__Task goal__: Search the material for "Location" and show all lines that contain it.
.....
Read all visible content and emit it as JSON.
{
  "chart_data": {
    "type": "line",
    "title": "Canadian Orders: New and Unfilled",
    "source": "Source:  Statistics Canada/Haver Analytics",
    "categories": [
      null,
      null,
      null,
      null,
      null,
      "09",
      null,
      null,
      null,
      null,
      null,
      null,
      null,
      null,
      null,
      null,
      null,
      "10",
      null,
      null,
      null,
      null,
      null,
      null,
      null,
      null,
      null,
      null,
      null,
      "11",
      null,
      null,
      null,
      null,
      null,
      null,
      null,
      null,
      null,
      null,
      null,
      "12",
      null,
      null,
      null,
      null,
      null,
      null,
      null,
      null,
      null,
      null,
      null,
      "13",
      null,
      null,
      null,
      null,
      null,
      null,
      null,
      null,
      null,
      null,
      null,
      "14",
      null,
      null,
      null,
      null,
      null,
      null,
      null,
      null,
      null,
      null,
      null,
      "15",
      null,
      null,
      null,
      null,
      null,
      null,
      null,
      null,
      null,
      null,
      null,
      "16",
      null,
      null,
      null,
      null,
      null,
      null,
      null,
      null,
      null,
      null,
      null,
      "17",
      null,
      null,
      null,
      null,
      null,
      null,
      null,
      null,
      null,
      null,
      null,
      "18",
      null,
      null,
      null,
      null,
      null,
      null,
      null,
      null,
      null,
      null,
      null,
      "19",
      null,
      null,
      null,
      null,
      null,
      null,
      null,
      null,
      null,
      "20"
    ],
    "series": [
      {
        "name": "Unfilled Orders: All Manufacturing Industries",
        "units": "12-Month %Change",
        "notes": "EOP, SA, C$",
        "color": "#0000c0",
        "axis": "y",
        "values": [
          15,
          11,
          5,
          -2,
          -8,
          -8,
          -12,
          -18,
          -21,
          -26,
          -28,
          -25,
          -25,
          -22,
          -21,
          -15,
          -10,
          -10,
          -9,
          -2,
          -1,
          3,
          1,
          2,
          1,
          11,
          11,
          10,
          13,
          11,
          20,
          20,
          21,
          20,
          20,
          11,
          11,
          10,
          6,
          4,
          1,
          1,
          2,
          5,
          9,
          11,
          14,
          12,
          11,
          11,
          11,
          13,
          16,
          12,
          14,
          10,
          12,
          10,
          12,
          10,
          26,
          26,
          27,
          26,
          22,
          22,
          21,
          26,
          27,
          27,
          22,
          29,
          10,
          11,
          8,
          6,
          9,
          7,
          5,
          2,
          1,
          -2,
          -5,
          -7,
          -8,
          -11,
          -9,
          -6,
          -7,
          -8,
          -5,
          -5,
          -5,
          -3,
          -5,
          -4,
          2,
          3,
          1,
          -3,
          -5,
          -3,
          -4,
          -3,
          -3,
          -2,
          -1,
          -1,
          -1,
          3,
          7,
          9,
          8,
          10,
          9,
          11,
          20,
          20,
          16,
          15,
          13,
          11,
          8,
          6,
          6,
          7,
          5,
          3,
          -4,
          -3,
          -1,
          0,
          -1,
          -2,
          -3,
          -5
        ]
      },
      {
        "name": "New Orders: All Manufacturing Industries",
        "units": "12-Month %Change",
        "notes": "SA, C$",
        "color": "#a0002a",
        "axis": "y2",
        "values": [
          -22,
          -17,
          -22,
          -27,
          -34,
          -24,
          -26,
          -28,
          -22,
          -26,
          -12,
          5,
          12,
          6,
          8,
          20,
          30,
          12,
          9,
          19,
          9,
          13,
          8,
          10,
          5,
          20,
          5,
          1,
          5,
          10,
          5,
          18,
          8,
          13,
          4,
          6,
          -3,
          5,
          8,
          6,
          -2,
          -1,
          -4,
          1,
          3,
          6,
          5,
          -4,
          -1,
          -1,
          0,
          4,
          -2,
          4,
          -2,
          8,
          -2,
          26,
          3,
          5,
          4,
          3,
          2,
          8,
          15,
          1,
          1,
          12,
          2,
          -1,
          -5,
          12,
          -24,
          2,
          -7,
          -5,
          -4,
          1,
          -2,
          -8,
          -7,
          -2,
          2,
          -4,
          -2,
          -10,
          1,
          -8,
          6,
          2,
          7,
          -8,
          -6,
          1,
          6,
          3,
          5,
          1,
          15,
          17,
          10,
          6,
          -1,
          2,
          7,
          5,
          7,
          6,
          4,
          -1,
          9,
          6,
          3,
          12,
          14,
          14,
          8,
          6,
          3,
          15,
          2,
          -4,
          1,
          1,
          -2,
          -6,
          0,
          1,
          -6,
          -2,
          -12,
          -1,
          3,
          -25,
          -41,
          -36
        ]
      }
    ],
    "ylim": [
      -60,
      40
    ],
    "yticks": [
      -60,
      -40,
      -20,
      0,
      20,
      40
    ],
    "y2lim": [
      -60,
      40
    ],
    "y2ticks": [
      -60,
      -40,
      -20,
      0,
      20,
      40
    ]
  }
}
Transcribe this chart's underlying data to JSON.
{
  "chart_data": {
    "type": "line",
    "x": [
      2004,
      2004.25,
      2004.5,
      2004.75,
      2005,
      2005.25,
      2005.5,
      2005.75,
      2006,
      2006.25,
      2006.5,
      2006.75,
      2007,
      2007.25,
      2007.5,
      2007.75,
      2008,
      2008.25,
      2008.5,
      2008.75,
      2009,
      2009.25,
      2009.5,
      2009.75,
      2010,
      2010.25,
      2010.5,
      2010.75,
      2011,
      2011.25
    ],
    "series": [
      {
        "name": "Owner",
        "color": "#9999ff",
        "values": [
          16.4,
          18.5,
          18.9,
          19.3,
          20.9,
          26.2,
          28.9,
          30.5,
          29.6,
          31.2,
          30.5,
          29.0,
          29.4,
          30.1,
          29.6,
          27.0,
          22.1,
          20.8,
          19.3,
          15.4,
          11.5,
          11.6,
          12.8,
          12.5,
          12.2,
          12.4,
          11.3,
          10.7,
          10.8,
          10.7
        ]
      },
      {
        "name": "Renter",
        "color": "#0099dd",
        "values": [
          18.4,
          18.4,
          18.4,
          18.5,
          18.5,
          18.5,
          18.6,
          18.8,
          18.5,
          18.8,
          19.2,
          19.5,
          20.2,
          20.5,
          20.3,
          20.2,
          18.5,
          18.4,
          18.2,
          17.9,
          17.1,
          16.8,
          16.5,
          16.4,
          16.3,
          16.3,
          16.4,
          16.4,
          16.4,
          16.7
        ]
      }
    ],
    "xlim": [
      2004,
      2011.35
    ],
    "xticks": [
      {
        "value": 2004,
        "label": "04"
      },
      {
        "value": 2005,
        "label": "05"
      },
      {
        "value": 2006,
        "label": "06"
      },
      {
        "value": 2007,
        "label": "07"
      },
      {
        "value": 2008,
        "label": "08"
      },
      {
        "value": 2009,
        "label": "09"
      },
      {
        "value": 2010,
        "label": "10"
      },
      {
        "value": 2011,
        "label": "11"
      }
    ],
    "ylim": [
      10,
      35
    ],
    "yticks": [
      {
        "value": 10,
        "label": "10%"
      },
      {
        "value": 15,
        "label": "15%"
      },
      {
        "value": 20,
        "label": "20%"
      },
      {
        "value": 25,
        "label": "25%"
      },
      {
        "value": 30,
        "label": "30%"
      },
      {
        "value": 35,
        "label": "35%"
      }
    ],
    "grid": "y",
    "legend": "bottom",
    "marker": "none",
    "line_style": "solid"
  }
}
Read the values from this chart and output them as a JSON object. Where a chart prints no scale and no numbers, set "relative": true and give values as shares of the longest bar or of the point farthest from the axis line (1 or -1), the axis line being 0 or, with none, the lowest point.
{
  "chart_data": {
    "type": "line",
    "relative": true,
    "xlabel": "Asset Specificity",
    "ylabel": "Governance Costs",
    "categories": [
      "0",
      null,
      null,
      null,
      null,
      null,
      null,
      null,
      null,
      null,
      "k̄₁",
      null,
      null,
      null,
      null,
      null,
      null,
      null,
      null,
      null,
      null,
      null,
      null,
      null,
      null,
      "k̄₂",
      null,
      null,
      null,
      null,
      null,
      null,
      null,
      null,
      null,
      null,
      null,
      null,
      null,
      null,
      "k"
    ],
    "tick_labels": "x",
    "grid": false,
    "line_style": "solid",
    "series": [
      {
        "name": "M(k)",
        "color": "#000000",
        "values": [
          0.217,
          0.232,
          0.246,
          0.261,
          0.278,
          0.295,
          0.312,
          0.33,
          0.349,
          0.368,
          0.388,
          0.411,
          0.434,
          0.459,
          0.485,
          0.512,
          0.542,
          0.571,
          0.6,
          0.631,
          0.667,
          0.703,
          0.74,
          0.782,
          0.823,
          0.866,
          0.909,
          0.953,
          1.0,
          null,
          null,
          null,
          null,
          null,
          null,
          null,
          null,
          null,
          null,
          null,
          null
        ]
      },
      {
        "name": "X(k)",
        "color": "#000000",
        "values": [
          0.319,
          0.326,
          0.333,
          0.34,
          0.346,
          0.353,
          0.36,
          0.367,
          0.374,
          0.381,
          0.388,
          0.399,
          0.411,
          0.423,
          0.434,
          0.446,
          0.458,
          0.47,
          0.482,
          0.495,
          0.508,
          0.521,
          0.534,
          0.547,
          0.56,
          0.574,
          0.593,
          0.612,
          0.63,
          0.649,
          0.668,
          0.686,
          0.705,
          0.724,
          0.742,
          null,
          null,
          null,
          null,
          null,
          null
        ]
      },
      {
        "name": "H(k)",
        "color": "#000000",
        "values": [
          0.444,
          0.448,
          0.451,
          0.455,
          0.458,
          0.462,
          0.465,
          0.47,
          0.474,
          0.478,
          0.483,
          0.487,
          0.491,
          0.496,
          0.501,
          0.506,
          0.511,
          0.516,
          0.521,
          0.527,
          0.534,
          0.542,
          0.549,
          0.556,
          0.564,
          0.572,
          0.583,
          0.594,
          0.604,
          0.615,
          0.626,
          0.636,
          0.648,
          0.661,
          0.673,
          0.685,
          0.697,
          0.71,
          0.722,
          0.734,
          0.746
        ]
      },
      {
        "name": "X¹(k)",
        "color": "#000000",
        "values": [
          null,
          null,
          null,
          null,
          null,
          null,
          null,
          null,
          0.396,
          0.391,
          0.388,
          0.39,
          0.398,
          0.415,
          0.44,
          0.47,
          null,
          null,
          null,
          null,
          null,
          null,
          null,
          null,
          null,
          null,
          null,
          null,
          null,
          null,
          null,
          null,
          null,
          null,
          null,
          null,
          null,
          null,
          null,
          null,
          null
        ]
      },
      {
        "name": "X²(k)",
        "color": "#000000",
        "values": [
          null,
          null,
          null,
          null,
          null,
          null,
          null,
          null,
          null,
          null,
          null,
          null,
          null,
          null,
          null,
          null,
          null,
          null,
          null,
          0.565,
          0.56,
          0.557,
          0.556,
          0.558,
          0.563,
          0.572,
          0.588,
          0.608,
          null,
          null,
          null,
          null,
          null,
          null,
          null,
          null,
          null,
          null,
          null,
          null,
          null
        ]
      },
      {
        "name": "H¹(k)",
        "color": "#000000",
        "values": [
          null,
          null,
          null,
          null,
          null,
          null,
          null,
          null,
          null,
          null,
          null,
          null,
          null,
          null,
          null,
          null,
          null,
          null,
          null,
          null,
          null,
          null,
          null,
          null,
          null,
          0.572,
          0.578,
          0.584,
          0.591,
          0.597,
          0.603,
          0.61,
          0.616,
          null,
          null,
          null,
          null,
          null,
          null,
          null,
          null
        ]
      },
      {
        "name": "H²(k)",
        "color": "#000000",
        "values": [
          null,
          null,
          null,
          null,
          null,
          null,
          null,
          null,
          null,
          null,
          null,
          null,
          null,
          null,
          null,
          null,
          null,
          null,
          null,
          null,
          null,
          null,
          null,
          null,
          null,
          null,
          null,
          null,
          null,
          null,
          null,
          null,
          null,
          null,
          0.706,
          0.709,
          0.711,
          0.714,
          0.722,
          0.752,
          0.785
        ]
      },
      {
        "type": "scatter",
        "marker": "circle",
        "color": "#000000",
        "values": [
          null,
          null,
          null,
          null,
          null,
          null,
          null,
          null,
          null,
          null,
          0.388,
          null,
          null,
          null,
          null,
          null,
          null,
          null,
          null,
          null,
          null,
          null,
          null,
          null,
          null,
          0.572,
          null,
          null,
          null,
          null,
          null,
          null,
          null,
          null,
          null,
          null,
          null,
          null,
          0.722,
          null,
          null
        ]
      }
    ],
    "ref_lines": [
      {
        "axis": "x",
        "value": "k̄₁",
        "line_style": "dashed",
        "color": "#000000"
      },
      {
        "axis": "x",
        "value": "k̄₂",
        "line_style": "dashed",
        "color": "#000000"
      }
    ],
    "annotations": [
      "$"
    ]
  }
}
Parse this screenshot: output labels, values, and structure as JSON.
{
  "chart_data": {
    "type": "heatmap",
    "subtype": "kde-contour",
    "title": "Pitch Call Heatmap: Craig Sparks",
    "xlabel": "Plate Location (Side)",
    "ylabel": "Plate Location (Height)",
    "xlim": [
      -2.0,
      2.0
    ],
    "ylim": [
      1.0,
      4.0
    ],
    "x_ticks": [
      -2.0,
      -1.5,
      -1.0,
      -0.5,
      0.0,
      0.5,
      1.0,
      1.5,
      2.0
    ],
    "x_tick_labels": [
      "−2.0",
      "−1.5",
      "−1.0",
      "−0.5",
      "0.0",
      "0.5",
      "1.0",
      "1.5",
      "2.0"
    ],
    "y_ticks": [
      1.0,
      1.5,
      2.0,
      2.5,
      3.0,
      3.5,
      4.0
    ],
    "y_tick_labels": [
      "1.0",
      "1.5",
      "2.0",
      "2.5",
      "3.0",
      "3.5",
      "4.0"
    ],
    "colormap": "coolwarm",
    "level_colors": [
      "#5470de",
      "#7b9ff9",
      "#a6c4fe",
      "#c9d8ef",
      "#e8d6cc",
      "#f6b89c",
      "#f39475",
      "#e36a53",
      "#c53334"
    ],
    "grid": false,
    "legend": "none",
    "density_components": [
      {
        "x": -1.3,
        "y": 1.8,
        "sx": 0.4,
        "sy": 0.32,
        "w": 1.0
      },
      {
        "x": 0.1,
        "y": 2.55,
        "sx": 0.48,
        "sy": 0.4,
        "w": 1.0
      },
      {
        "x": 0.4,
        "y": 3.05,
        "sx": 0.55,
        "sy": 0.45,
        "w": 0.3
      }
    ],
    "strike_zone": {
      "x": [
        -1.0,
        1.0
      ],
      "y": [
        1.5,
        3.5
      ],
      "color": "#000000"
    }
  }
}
.....
__Finished answer__:
    "xlabel": "Plate Location (Side)",
    "ylabel": "Plate Location (Height)",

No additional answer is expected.